SHORT PROBLEM ▸ Rewrite every line of the records below as one numbered list, omitting blank lines.

SOURCE DATA ▸
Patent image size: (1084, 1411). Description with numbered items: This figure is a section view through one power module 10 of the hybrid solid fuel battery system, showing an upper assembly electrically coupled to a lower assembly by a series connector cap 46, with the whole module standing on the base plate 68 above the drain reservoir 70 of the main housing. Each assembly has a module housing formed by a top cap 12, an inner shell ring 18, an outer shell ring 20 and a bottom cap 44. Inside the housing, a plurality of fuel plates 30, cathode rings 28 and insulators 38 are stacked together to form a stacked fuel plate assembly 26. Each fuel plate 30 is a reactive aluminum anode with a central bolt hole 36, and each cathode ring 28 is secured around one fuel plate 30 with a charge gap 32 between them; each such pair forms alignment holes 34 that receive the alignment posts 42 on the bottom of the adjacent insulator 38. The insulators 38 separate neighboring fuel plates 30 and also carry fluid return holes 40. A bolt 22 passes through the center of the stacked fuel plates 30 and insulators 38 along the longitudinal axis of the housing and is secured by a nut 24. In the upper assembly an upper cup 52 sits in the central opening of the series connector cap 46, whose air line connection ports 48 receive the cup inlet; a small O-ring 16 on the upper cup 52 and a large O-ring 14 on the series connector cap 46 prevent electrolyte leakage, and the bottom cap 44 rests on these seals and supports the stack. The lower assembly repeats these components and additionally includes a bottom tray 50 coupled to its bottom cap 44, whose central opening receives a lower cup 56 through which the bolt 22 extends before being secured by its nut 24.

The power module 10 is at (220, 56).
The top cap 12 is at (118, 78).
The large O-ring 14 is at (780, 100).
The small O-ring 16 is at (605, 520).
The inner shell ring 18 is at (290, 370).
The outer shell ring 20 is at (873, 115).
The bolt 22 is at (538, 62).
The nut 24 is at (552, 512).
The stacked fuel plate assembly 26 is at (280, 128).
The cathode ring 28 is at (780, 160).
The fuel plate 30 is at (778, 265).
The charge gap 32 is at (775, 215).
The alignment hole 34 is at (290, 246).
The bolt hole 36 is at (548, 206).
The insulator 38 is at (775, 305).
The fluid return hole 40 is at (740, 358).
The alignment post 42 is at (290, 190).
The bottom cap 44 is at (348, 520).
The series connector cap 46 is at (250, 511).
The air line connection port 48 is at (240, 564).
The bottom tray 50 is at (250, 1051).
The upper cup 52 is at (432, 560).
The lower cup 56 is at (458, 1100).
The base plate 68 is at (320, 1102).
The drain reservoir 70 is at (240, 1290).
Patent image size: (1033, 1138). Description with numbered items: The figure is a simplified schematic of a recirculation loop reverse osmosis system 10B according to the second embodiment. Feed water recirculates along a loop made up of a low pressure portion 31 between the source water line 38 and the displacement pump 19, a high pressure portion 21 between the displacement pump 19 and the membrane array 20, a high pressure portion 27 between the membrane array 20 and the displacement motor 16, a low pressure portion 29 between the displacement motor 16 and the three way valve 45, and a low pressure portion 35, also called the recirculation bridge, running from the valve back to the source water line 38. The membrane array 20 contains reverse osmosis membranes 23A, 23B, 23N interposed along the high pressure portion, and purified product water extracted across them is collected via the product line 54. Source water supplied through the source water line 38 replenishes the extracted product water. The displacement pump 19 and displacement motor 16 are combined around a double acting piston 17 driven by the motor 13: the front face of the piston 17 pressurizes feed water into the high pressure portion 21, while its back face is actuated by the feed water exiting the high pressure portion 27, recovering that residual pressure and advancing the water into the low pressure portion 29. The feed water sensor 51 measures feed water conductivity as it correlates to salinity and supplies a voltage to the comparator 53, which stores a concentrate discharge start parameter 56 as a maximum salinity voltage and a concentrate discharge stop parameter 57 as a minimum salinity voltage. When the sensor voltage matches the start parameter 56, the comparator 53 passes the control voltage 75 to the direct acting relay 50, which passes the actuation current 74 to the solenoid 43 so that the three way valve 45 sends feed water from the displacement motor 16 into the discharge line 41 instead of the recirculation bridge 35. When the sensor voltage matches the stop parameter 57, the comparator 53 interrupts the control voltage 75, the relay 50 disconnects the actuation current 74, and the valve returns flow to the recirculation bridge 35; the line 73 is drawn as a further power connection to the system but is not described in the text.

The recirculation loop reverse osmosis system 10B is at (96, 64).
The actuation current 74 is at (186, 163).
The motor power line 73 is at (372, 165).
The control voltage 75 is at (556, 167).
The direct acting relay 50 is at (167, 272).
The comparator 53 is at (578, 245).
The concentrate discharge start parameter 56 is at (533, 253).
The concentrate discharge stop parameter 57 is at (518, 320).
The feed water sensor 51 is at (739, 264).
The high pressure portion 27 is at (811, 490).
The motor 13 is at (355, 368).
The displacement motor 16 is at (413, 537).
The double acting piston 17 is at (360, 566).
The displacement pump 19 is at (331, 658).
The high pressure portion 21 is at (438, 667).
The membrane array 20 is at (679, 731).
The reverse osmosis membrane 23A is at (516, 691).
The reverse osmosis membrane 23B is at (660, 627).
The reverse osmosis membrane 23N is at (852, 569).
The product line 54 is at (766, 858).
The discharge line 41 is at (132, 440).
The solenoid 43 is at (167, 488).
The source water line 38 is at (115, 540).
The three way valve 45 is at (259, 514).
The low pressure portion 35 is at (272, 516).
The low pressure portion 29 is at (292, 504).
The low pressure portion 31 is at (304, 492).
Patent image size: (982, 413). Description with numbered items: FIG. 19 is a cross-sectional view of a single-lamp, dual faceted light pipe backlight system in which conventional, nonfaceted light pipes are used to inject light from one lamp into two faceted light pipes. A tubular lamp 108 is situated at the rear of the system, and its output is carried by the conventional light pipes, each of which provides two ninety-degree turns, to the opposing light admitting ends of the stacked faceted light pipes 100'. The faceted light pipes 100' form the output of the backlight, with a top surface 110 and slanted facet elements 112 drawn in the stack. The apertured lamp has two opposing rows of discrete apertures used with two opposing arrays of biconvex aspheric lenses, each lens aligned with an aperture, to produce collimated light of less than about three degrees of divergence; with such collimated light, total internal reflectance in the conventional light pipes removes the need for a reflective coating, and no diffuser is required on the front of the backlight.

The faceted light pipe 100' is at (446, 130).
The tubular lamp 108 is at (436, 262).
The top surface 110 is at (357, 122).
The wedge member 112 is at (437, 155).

CORRECT RESPONSE ▸
1. Patent image size: (1084, 1411). Description with numbered items: This figure is a section view through one power module 10 of the hybrid solid fuel battery system, showing an upper assembly electrically coupled to a lower assembly by a series connector cap 46, with the whole module standing on the base plate 68 above the drain reservoir 70 of the main housing. Each assembly has a module housing formed by a top cap 12, an inner shell ring 18, an outer shell ring 20 and a bottom cap 44. Inside the housing, a plurality of fuel plates 30, cathode rings 28 and insulators 38 are stacked together to form a stacked fuel plate assembly 26. Each fuel plate 30 is a reactive aluminum anode with a central bolt hole 36, and each cathode ring 28 is secured around one fuel plate 30 with a charge gap 32 between them; each such pair forms alignment holes 34 that receive the alignment posts 42 on the bottom of the adjacent insulator 38. The insulators 38 separate neighboring fuel plates 30 and also carry fluid return holes 40. A bolt 22 passes through the center of the stacked fuel plates 30 and insulators 38 along the longitudinal axis of the housing and is secured by a nut 24. In the upper assembly an upper cup 52 sits in the central opening of the series connector cap 46, whose air line connection ports 48 receive the cup inlet; a small O-ring 16 on the upper cup 52 and a large O-ring 14 on the series connector cap 46 prevent electrolyte leakage, and the bottom cap 44 rests on these seals and supports the stack. The lower assembly repeats these components and additionally includes a bottom tray 50 coupled to its bottom cap 44, whose central opening receives a lower cup 56 through which the bolt 22 extends before being secured by its nut 24.
2. The power module 10 is at (220, 56).
3. The top cap 12 is at (118, 78).
4. The large O-ring 14 is at (780, 100).
5. The small O-ring 16 is at (605, 520).
6. The inner shell ring 18 is at (290, 370).
7. The outer shell ring 20 is at (873, 115).
8. The bolt 22 is at (538, 62).
9. The nut 24 is at (552, 512).
10. The stacked fuel plate assembly 26 is at (280, 128).
11. The cathode ring 28 is at (780, 160).
12. The fuel plate 30 is at (778, 265).
13. The charge gap 32 is at (775, 215).
14. The alignment hole 34 is at (290, 246).
15. The bolt hole 36 is at (548, 206).
16. The insulator 38 is at (775, 305).
17. The fluid return hole 40 is at (740, 358).
18. The alignment post 42 is at (290, 190).
19. The bottom cap 44 is at (348, 520).
20. The series connector cap 46 is at (250, 511).
21. The air line connection port 48 is at (240, 564).
22. The bottom tray 50 is at (250, 1051).
23. The upper cup 52 is at (432, 560).
24. The lower cup 56 is at (458, 1100).
25. The base plate 68 is at (320, 1102).
26. The drain reservoir 70 is at (240, 1290).
27. Patent image size: (1033, 1138). Description with numbered items: The figure is a simplified schematic of a recirculation loop reverse osmosis system 10B according to the second embodiment. Feed water recirculates along a loop made up of a low pressure portion 31 between the source water line 38 and the displacement pump 19, a high pressure portion 21 between the displacement pump 19 and the membrane array 20, a high pressure portion 27 between the membrane array 20 and the displacement motor 16, a low pressure portion 29 between the displacement motor 16 and the three way valve 45, and a low pressure portion 35, also called the recirculation bridge, running from the valve back to the source water line 38. The membrane array 20 contains reverse osmosis membranes 23A, 23B, 23N interposed along the high pressure portion, and purified product water extracted across them is collected via the product line 54. Source water supplied through the source water line 38 replenishes the extracted product water. The displacement pump 19 and displacement motor 16 are combined around a double acting piston 17 driven by the motor 13: the front face of the piston 17 pressurizes feed water into the high pressure portion 21, while its back face is actuated by the feed water exiting the high pressure portion 27, recovering that residual pressure and advancing the water into the low pressure portion 29. The feed water sensor 51 measures feed water conductivity as it correlates to salinity and supplies a voltage to the comparator 53, which stores a concentrate discharge start parameter 56 as a maximum salinity voltage and a concentrate discharge stop parameter 57 as a minimum salinity voltage. When the sensor voltage matches the start parameter 56, the comparator 53 passes the control voltage 75 to the direct acting relay 50, which passes the actuation current 74 to the solenoid 43 so that the three way valve 45 sends feed water from the displacement motor 16 into the discharge line 41 instead of the recirculation bridge 35. When the sensor voltage matches the stop parameter 57, the comparator 53 interrupts the control voltage 75, the relay 50 disconnects the actuation current 74, and the valve returns flow to the recirculation bridge 35; the line 73 is drawn as a further power connection to the system but is not described in the text.
28. The recirculation loop reverse osmosis system 10B is at (96, 64).
29. The actuation current 74 is at (186, 163).
30. The motor power line 73 is at (372, 165).
31. The control voltage 75 is at (556, 167).
32. The direct acting relay 50 is at (167, 272).
33. The comparator 53 is at (578, 245).
34. The concentrate discharge start parameter 56 is at (533, 253).
35. The concentrate discharge stop parameter 57 is at (518, 320).
36. The feed water sensor 51 is at (739, 264).
37. The high pressure portion 27 is at (811, 490).
38. The motor 13 is at (355, 368).
39. The displacement motor 16 is at (413, 537).
40. The double acting piston 17 is at (360, 566).
41. The displacement pump 19 is at (331, 658).
42. The high pressure portion 21 is at (438, 667).
43. The membrane array 20 is at (679, 731).
44. The reverse osmosis membrane 23A is at (516, 691).
45. The reverse osmosis membrane 23B is at (660, 627).
46. The reverse osmosis membrane 23N is at (852, 569).
47. The product line 54 is at (766, 858).
48. The discharge line 41 is at (132, 440).
49. The solenoid 43 is at (167, 488).
50. The source water line 38 is at (115, 540).
51. The three way valve 45 is at (259, 514).
52. The low pressure portion 35 is at (272, 516).
53. The low pressure portion 29 is at (292, 504).
54. The low pressure portion 31 is at (304, 492).
55. Patent image size: (982, 413). Description with numbered items: FIG. 19 is a cross-sectional view of a single-lamp, dual faceted light pipe backlight system in which conventional, nonfaceted light pipes are used to inject light from one lamp into two faceted light pipes. A tubular lamp 108 is situated at the rear of the system, and its output is carried by the conventional light pipes, each of which provides two ninety-degree turns, to the opposing light admitting ends of the stacked faceted light pipes 100'. The faceted light pipes 100' form the output of the backlight, with a top surface 110 and slanted facet elements 112 drawn in the stack. The apertured lamp has two opposing rows of discrete apertures used with two opposing arrays of biconvex aspheric lenses, each lens aligned with an aperture, to produce collimated light of less than about three degrees of divergence; with such collimated light, total internal reflectance in the conventional light pipes removes the need for a reflective coating, and no diffuser is required on the front of the backlight.
56. The faceted light pipe 100' is at (446, 130).
57. The tubular lamp 108 is at (436, 262).
58. The top surface 110 is at (357, 122).
59. The wedge member 112 is at (437, 155).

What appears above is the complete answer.